■ **Chart and figure data**:
****

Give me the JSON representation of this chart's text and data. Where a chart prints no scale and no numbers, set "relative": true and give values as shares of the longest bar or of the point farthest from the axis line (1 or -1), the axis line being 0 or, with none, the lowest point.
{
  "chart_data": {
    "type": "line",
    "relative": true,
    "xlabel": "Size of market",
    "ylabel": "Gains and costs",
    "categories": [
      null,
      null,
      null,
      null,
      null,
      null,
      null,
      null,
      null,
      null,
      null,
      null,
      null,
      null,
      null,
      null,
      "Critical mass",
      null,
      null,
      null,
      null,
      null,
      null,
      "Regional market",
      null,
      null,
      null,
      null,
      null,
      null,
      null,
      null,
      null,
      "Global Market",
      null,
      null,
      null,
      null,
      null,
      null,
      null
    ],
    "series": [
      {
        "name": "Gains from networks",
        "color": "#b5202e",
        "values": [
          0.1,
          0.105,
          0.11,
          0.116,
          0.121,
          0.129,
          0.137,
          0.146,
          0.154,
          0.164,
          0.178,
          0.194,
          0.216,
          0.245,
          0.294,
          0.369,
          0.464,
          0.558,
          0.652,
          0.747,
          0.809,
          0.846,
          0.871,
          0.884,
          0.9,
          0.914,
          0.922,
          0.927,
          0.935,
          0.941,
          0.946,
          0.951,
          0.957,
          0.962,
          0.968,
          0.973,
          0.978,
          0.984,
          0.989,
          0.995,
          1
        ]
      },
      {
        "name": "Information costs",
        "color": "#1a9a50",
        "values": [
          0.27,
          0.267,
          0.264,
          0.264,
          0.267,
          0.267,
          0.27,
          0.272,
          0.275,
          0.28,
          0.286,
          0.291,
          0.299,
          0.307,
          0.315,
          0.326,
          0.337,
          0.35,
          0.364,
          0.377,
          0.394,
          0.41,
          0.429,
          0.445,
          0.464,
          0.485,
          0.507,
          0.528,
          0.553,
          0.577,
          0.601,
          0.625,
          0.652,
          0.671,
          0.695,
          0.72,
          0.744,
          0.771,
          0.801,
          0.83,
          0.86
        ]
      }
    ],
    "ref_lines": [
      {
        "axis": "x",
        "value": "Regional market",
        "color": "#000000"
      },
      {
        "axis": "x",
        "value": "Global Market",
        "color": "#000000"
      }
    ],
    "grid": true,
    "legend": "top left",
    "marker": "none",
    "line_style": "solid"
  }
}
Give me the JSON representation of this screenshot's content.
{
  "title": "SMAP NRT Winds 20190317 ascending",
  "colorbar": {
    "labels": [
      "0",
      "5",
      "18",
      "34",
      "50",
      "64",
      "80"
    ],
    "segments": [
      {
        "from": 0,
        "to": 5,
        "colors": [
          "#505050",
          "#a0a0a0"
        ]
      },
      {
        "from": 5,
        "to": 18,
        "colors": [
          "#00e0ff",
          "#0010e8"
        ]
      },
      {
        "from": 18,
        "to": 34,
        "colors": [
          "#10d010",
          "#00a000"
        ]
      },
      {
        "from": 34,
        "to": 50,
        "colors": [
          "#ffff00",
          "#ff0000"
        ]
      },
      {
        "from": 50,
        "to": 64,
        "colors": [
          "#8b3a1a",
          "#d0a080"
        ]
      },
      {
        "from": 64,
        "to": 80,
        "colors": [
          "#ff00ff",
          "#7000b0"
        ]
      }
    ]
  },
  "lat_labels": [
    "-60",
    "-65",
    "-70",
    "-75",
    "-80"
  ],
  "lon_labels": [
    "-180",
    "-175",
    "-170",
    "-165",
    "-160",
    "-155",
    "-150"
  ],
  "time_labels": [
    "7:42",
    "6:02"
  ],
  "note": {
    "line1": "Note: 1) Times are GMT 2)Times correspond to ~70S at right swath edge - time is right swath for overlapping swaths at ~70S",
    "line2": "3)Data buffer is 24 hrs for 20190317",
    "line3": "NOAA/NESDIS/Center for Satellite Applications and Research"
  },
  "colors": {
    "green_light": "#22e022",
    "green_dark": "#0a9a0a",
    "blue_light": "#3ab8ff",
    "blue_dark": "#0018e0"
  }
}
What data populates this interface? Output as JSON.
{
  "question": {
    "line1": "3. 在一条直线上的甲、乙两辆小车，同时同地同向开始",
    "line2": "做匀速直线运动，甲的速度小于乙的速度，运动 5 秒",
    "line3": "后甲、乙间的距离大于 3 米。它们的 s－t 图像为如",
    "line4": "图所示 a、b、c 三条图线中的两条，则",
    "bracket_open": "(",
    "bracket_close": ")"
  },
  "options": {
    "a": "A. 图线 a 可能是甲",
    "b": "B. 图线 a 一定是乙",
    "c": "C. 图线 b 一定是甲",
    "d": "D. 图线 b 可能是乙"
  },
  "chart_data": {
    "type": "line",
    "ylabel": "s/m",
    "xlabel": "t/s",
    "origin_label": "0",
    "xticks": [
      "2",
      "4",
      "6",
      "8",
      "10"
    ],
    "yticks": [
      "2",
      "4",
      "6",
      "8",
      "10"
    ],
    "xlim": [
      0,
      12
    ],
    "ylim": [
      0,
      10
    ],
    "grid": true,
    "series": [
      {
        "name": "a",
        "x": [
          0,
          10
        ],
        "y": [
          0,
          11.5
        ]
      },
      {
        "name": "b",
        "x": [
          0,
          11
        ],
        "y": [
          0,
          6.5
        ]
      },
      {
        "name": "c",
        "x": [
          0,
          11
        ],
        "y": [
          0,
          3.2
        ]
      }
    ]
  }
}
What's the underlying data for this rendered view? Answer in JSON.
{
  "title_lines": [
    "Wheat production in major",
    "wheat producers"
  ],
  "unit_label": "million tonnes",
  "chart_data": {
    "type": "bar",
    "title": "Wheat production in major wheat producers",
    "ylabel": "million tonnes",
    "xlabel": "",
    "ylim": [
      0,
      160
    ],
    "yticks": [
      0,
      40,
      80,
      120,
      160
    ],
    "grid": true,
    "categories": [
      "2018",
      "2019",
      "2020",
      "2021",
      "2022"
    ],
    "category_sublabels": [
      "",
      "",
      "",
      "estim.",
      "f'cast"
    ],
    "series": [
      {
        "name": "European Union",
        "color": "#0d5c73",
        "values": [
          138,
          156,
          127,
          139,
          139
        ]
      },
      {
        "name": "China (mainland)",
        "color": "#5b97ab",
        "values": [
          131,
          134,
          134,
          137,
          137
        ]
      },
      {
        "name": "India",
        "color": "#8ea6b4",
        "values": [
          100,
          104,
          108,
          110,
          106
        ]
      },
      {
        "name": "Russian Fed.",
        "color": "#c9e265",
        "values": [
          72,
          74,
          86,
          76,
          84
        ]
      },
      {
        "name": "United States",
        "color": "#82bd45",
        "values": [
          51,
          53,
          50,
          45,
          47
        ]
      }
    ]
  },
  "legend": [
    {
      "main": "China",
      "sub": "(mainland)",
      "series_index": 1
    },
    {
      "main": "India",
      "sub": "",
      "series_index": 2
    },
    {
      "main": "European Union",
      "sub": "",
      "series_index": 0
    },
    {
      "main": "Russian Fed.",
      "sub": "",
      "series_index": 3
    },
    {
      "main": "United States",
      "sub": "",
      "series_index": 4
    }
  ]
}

****

■ **Request**: Pick out every line of the listing containing the word "producers", and show those lines.

■ **Full output**:
    "wheat producers"
    "title": "Wheat production in major wheat producers",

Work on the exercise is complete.